Yönetilme şekli olarak güdülmeyi seçenler, çobanın çaldığı kavalın sesi gibi, sloganlara o kadar bağımlıdırlar ki, âdeta birer sloganperest olurlar.
Toplumlar, kendilerini yönetmeleri için akıllı insanları seçerler. Akıllı insanlar da, akıllarını iyi ve hayırlı şekilde kullanarak, kendilerini seçen toplumları yönetirler ve gelişmelerini sağlarlar. Ama toplum olmayı becerememiş, toplum olmaya niyeti olmayan, toplum olmak için gayret sarf etmek ya da yaşadıkları toprakları vatan bilmeyip hizmet etmek istemeyenler ise, kendilerini sürü gibi güdecek insanların peşine takılırlar. Bu insan sürüsünü güdecek insanlar da, akıllarını kendi menfaatleri için kullanırlar. Sürüyü gütmek için de sloganlar kullanırlar. Bu sloganlar mümkün olduğu kadar kısadır. Birkaç cümleden oluşurlar ki, akılda tutulması ve tekrarlanması kolay olsun. Sürülerin güdülmesinde tekrar önemli bir unsurdur, çünkü tekrar yalan da olsa bir ifâdenin inanılırlığını arttırır ve sloganın peşinden daha çok kişinin daha uzun süre gitmesini sağlar.

Satırlar =>
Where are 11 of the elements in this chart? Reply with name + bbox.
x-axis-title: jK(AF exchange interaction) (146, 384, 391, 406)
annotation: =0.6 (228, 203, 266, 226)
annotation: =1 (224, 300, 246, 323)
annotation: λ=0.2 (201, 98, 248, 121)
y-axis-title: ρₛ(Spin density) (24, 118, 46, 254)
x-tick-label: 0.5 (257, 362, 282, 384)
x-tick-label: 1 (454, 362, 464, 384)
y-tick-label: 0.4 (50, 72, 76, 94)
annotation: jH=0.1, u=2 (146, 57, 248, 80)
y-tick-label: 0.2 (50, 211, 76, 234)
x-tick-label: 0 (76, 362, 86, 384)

Uyulacak yönergeler =>
Kaynak metne göre sürüyü gütmekte kullanılan sloganlar neden birkaç cümleden oluşur?

Sonuç =>
Akılda tutulması ve tekrarlanması kolay olsun diye.